* Start TASK DATA *

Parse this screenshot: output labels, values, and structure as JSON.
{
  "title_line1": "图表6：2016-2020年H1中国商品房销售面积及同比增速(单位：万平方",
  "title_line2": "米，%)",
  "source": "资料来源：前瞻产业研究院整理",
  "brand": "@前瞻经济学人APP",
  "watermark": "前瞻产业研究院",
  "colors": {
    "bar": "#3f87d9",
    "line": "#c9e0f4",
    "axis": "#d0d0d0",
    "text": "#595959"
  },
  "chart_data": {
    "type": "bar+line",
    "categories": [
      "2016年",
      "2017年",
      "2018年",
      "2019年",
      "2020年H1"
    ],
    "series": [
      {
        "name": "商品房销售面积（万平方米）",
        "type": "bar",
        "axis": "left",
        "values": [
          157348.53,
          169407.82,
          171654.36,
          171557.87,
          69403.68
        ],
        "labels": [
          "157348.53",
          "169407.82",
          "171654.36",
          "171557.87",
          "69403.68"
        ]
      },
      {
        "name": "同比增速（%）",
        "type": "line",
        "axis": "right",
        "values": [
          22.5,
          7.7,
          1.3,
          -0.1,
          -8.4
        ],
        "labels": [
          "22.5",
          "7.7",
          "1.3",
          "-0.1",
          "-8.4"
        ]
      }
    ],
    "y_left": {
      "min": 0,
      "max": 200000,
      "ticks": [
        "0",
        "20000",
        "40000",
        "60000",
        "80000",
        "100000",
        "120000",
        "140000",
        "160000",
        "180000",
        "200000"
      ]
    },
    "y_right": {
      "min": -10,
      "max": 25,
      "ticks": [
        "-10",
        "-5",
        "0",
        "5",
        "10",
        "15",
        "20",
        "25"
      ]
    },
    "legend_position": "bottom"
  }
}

* End TASK DATA *
* Start TASK DATA *

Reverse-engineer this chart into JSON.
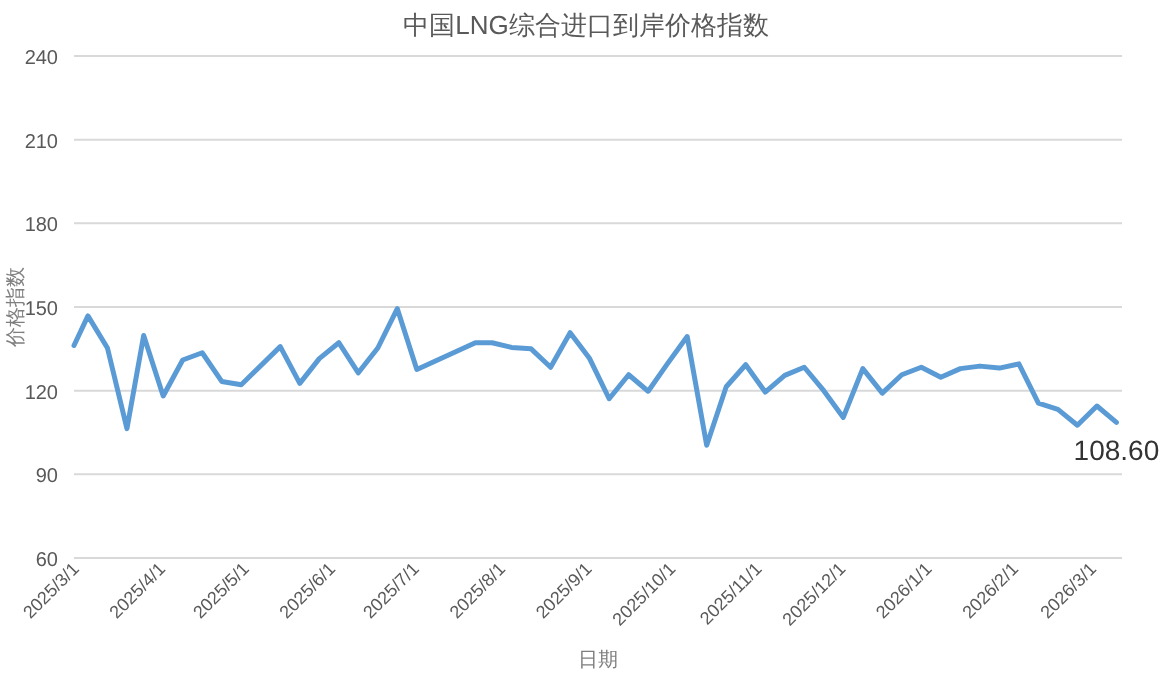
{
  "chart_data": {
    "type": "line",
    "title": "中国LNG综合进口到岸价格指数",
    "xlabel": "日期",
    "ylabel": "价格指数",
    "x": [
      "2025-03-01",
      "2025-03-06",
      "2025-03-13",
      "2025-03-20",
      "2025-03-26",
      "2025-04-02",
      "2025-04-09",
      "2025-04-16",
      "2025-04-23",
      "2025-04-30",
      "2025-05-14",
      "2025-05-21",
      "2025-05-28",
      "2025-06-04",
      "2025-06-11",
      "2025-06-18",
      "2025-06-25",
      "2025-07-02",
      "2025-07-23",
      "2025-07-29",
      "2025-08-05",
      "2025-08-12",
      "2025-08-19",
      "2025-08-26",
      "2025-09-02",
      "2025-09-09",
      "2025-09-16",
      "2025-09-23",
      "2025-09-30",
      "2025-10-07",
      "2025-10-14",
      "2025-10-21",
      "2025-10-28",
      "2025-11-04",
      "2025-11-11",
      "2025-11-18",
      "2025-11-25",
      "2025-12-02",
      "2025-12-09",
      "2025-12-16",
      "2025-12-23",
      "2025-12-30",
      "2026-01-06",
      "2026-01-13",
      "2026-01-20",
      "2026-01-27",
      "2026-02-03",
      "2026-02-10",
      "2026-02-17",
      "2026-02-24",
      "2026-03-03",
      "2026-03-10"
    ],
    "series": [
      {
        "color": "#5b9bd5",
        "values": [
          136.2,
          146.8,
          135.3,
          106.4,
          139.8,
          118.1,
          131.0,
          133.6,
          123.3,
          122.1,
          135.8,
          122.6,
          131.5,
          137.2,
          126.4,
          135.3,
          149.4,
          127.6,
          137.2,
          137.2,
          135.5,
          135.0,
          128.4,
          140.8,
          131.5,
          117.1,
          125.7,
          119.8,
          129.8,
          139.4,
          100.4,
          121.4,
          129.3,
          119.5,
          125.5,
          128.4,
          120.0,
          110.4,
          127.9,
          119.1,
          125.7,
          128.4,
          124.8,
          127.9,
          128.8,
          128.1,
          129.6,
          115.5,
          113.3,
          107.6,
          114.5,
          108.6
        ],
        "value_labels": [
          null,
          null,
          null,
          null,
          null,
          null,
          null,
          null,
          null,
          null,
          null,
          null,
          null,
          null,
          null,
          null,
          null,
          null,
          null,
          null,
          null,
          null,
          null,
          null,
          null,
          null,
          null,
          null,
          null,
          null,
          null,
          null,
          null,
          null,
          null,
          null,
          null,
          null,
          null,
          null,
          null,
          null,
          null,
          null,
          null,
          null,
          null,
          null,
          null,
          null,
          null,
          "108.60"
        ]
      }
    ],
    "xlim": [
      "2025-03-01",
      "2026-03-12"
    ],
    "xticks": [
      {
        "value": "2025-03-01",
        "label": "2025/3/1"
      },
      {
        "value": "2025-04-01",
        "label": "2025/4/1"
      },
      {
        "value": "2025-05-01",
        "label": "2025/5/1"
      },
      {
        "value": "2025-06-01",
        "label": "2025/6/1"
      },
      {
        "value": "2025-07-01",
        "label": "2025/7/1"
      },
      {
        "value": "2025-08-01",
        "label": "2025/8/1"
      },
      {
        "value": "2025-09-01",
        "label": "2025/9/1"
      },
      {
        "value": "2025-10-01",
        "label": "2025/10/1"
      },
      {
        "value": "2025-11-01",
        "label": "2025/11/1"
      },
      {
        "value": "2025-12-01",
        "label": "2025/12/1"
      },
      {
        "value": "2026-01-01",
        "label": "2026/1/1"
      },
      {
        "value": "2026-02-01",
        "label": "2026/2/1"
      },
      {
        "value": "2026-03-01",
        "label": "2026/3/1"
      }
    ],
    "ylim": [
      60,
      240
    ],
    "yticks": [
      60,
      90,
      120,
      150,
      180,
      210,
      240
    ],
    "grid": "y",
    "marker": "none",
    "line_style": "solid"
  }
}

* End TASK DATA *

## GOAL:
Identify all lines in the records above with the word "this".

## TASK RESULT:
Parse this screenshot: output labels, values, and structure as JSON.
Reverse-engineer this chart into JSON.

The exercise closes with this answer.